# Material provided
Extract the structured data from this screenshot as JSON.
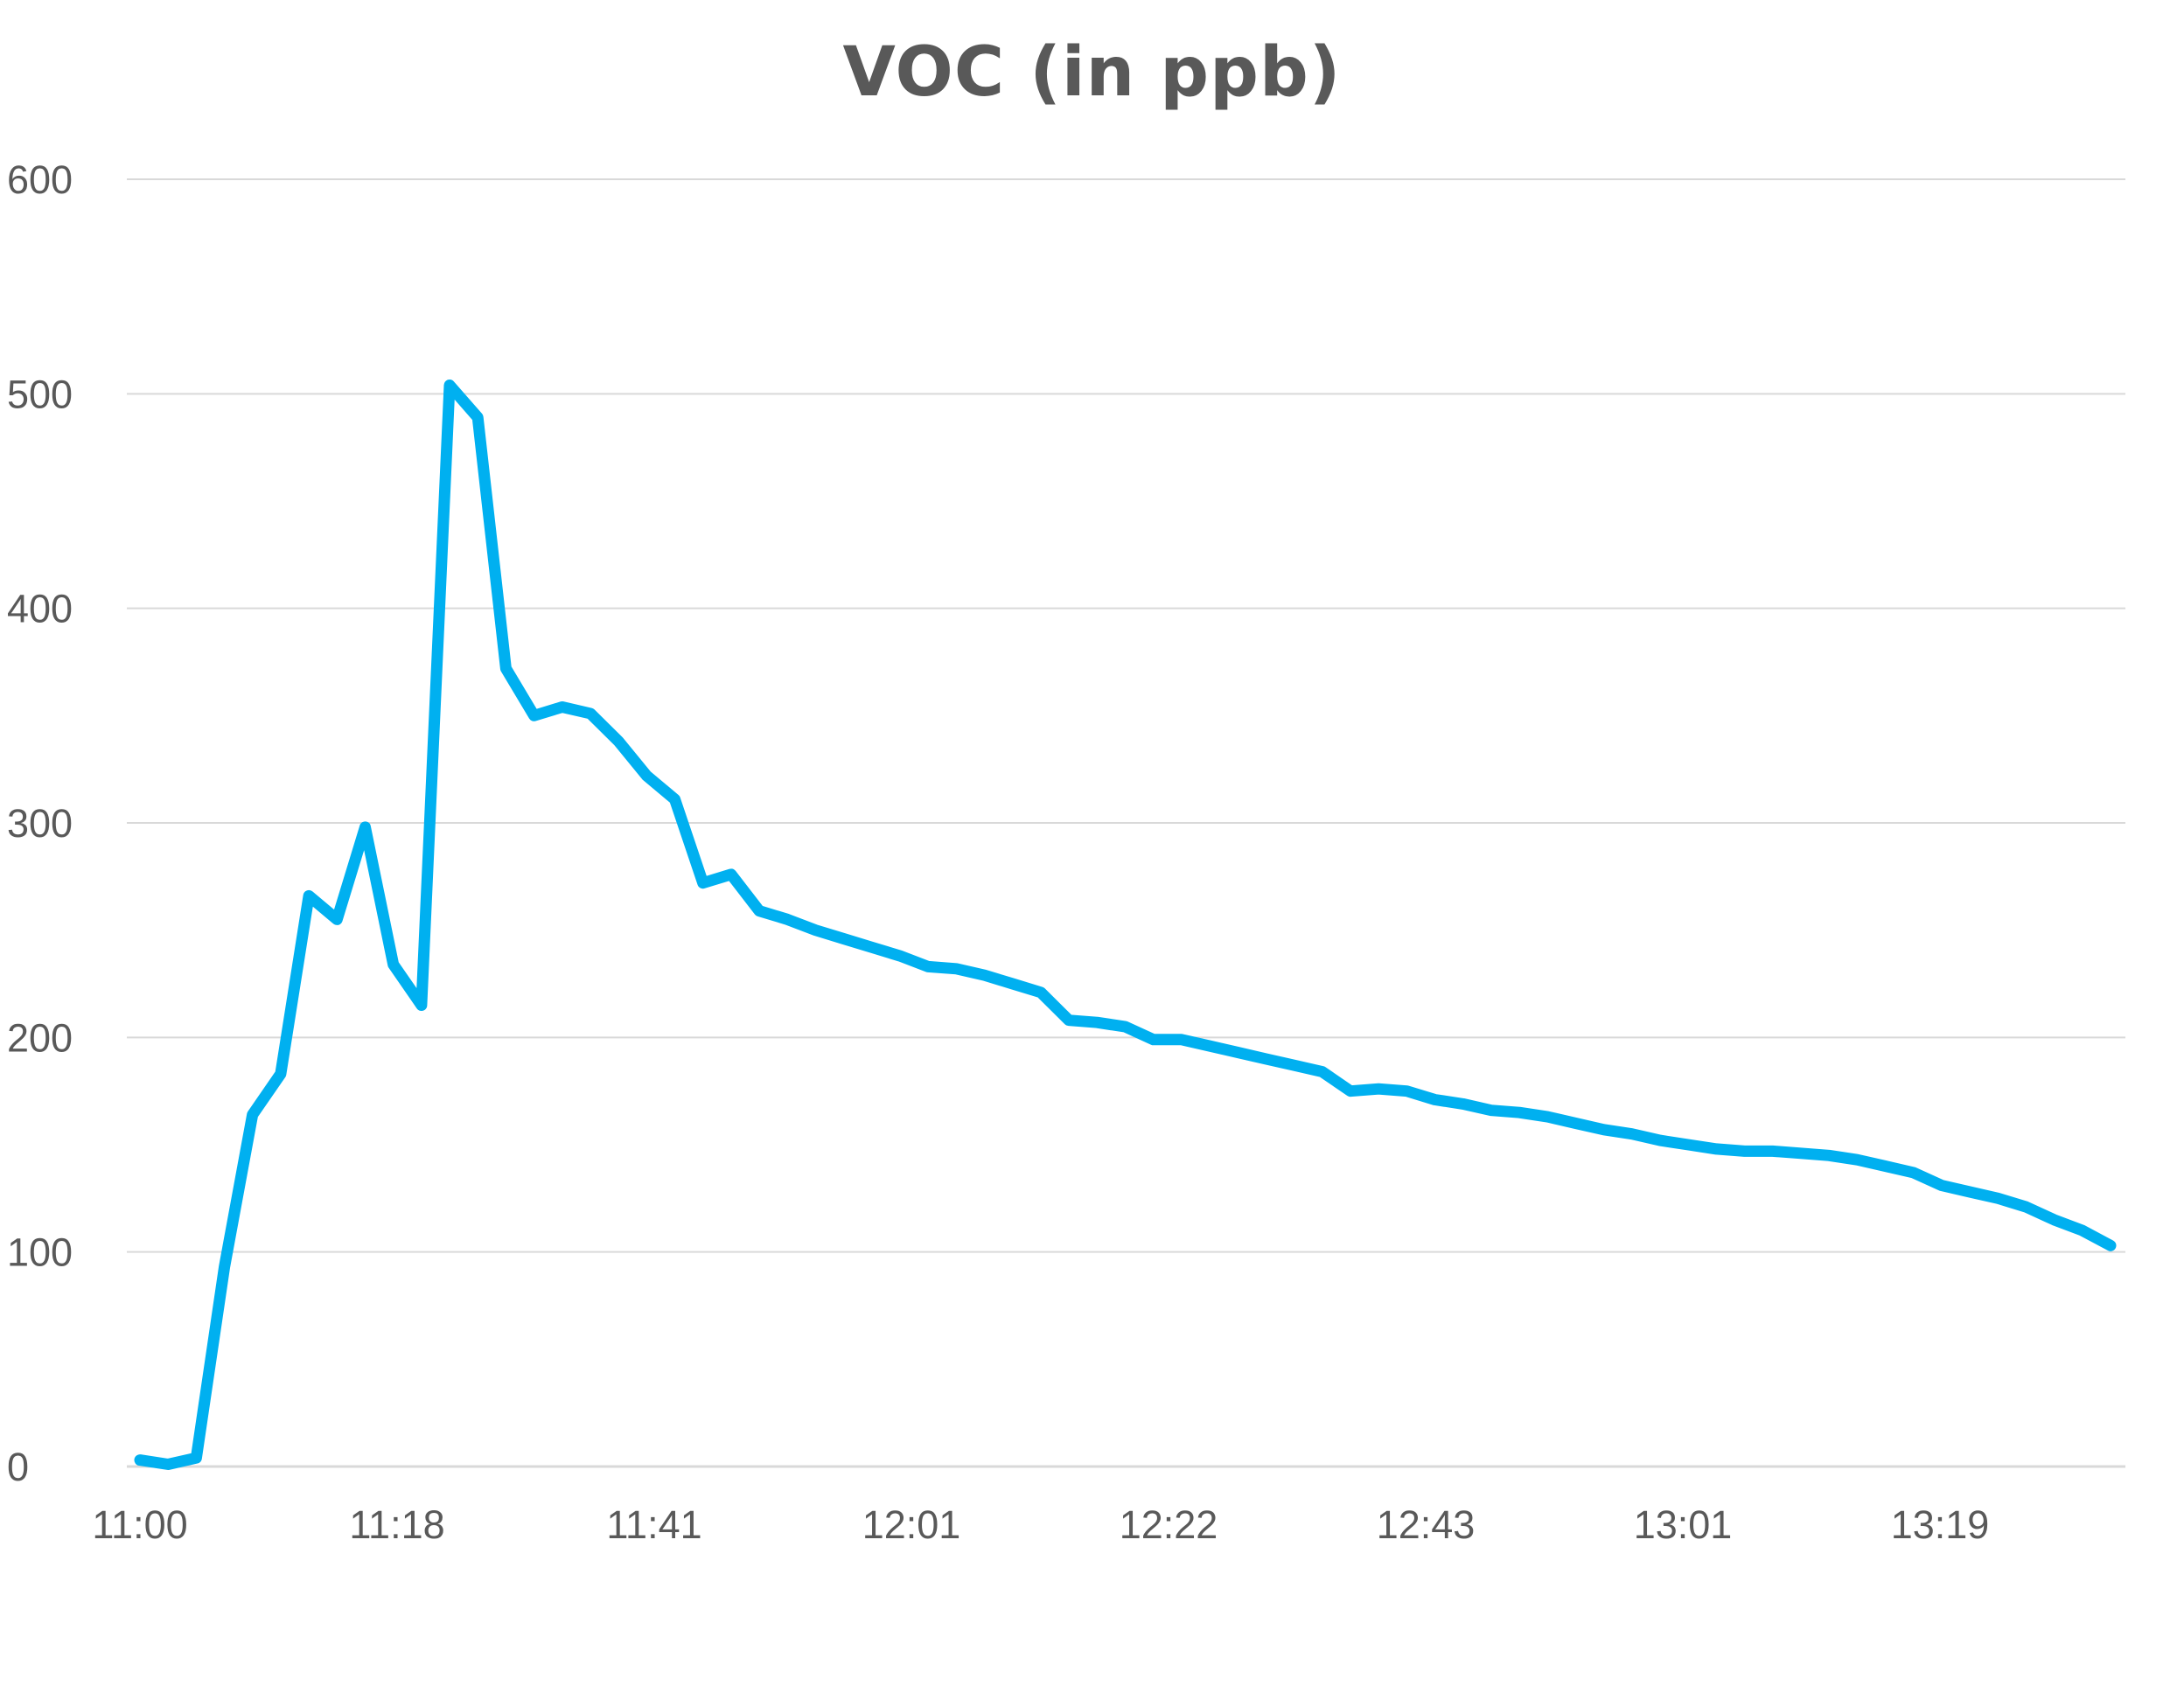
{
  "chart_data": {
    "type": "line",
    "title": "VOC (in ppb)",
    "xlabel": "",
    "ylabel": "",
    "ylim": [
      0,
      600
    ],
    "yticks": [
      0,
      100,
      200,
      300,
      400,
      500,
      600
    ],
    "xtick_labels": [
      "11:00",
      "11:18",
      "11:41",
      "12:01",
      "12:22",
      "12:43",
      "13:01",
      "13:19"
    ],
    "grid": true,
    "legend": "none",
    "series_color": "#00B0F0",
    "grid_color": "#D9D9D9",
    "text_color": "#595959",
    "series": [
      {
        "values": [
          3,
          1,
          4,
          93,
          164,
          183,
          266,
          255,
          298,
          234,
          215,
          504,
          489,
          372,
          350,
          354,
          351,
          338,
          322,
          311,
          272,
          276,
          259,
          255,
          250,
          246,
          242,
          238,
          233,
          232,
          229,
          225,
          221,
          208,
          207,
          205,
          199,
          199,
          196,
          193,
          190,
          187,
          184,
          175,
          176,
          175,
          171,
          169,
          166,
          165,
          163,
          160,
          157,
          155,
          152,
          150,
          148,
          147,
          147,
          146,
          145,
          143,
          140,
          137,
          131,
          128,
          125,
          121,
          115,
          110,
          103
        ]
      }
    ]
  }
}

# Directions
Make an exact copy of the whole listing, but don't bring over any pictures.

# Output
Extract the structured data from this screenshot as JSON.
{
  "chart_data": {
    "type": "line",
    "title": "VOC (in ppb)",
    "xlabel": "",
    "ylabel": "",
    "ylim": [
      0,
      600
    ],
    "yticks": [
      0,
      100,
      200,
      300,
      400,
      500,
      600
    ],
    "xtick_labels": [
      "11:00",
      "11:18",
      "11:41",
      "12:01",
      "12:22",
      "12:43",
      "13:01",
      "13:19"
    ],
    "grid": true,
    "legend": "none",
    "series_color": "#00B0F0",
    "grid_color": "#D9D9D9",
    "text_color": "#595959",
    "series": [
      {
        "values": [
          3,
          1,
          4,
          93,
          164,
          183,
          266,
          255,
          298,
          234,
          215,
          504,
          489,
          372,
          350,
          354,
          351,
          338,
          322,
          311,
          272,
          276,
          259,
          255,
          250,
          246,
          242,
          238,
          233,
          232,
          229,
          225,
          221,
          208,
          207,
          205,
          199,
          199,
          196,
          193,
          190,
          187,
          184,
          175,
          176,
          175,
          171,
          169,
          166,
          165,
          163,
          160,
          157,
          155,
          152,
          150,
          148,
          147,
          147,
          146,
          145,
          143,
          140,
          137,
          131,
          128,
          125,
          121,
          115,
          110,
          103
        ]
      }
    ]
  }
}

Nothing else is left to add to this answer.